TASK: Nothing should be left out: output all of the entries exactly.

[Recorded data]
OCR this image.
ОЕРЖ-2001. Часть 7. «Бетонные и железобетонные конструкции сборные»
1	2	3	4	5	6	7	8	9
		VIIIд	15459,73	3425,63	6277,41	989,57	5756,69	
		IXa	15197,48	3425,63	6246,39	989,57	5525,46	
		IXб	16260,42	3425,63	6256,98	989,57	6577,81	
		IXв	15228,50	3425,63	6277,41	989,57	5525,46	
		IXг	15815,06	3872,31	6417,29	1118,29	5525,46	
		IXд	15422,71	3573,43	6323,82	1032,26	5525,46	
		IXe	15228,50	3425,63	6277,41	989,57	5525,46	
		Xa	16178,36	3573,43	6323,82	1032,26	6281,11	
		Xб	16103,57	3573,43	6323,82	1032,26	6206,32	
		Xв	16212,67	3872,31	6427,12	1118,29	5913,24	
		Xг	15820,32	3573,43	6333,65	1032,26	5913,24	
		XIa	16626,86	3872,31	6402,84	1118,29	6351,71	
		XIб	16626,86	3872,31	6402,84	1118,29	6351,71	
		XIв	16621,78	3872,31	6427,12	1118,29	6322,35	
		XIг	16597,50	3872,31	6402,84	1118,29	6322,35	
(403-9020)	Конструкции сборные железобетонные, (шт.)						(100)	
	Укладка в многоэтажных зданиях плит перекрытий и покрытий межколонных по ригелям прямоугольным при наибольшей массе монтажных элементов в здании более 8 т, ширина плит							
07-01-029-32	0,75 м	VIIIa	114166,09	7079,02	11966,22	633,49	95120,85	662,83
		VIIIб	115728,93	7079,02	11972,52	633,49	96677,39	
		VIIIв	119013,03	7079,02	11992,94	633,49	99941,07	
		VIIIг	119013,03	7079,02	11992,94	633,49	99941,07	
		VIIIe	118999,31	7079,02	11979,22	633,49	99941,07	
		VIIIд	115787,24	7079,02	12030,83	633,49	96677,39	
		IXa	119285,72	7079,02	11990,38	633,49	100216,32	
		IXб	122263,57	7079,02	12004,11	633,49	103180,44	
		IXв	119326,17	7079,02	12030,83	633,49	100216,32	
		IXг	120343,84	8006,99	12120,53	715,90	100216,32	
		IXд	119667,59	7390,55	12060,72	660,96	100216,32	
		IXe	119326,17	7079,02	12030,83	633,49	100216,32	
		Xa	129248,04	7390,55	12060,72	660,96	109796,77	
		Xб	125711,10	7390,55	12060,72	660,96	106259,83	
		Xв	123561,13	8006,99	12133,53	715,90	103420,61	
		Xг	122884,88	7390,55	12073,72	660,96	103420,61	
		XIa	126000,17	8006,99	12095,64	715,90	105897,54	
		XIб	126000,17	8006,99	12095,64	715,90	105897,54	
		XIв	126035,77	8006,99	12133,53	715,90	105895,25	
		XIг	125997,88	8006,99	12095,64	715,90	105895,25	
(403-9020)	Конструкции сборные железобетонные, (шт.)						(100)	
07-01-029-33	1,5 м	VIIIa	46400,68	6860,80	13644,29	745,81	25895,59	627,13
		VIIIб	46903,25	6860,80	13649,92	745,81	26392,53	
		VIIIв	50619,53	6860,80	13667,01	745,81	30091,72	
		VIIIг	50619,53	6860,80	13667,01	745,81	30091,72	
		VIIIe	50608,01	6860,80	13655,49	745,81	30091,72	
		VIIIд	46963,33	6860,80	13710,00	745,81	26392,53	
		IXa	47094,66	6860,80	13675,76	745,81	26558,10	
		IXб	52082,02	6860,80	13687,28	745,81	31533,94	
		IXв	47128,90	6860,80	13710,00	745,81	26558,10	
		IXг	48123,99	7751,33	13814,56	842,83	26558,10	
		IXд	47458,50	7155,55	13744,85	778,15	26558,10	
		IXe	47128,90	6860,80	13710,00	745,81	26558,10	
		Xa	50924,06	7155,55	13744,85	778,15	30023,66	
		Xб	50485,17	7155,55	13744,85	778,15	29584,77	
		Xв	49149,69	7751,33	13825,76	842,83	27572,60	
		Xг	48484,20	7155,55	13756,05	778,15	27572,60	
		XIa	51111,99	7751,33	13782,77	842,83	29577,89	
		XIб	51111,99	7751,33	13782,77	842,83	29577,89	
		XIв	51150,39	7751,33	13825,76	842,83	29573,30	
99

OUTPUT BELOW:
OCR this image.
ОЕРЖ-2001. Часть 7. «Бетонные и железобетонные конструкции сборные»
1	2	3	4	5	6	7	8	9
		VIIIд	15459,73	3425,63	6277,41	989,57	5756,69	
		IXa	15197,48	3425,63	6246,39	989,57	5525,46	
		IXб	16260,42	3425,63	6256,98	989,57	6577,81	
		IXв	15228,50	3425,63	6277,41	989,57	5525,46	
		IXг	15815,06	3872,31	6417,29	1118,29	5525,46	
		IXд	15422,71	3573,43	6323,82	1032,26	5525,46	
		IXe	15228,50	3425,63	6277,41	989,57	5525,46	
		Xa	16178,36	3573,43	6323,82	1032,26	6281,11	
		Xб	16103,57	3573,43	6323,82	1032,26	6206,32	
		Xв	16212,67	3872,31	6427,12	1118,29	5913,24	
		Xг	15820,32	3573,43	6333,65	1032,26	5913,24	
		XIa	16626,86	3872,31	6402,84	1118,29	6351,71	
		XIб	16626,86	3872,31	6402,84	1118,29	6351,71	
		XIв	16621,78	3872,31	6427,12	1118,29	6322,35	
		XIг	16597,50	3872,31	6402,84	1118,29	6322,35	
(403-9020)	Конструкции сборные железобетонные, (шт.)						(100)	
	Укладка в многоэтажных зданиях плит перекрытий и покрытий межколонных по ригелям прямоугольным при наибольшей массе монтажных элементов в здании более 8 т, ширина плит							
07-01-029-32	0,75 м	VIIIa	114166,09	7079,02	11966,22	633,49	95120,85	662,83
		VIIIб	115728,93	7079,02	11972,52	633,49	96677,39	
		VIIIв	119013,03	7079,02	11992,94	633,49	99941,07	
		VIIIг	119013,03	7079,02	11992,94	633,49	99941,07	
		VIIIe	118999,31	7079,02	11979,22	633,49	99941,07	
		VIIIд	115787,24	7079,02	12030,83	633,49	96677,39	
		IXa	119285,72	7079,02	11990,38	633,49	100216,32	
		IXб	122263,57	7079,02	12004,11	633,49	103180,44	
		IXв	119326,17	7079,02	12030,83	633,49	100216,32	
		IXг	120343,84	8006,99	12120,53	715,90	100216,32	
		IXд	119667,59	7390,55	12060,72	660,96	100216,32	
		IXe	119326,17	7079,02	12030,83	633,49	100216,32	
		Xa	129248,04	7390,55	12060,72	660,96	109796,77	
		Xб	125711,10	7390,55	12060,72	660,96	106259,83	
		Xв	123561,13	8006,99	12133,53	715,90	103420,61	
		Xг	122884,88	7390,55	12073,72	660,96	103420,61	
		XIa	126000,17	8006,99	12095,64	715,90	105897,54	
		XIб	126000,17	8006,99	12095,64	715,90	105897,54	
		XIв	126035,77	8006,99	12133,53	715,90	105895,25	
		XIг	125997,88	8006,99	12095,64	715,90	105895,25	
(403-9020)	Конструкции сборные железобетонные, (шт.)						(100)	
07-01-029-33	1,5 м	VIIIa	46400,68	6860,80	13644,29	745,81	25895,59	627,13
		VIIIб	46903,25	6860,80	13649,92	745,81	26392,53	
		VIIIв	50619,53	6860,80	13667,01	745,81	30091,72	
		VIIIг	50619,53	6860,80	13667,01	745,81	30091,72	
		VIIIe	50608,01	6860,80	13655,49	745,81	30091,72	
		VIIIд	46963,33	6860,80	13710,00	745,81	26392,53	
		IXa	47094,66	6860,80	13675,76	745,81	26558,10	
		IXб	52082,02	6860,80	13687,28	745,81	31533,94	
		IXв	47128,90	6860,80	13710,00	745,81	26558,10	
		IXг	48123,99	7751,33	13814,56	842,83	26558,10	
		IXд	47458,50	7155,55	13744,85	778,15	26558,10	
		IXe	47128,90	6860,80	13710,00	745,81	26558,10	
		Xa	50924,06	7155,55	13744,85	778,15	30023,66	
		Xб	50485,17	7155,55	13744,85	778,15	29584,77	
		Xв	49149,69	7751,33	13825,76	842,83	27572,60	
		Xг	48484,20	7155,55	13756,05	778,15	27572,60	
		XIa	51111,99	7751,33	13782,77	842,83	29577,89	
		XIб	51111,99	7751,33	13782,77	842,83	29577,89	
		XIв	51150,39	7751,33	13825,76	842,83	29573,30	
99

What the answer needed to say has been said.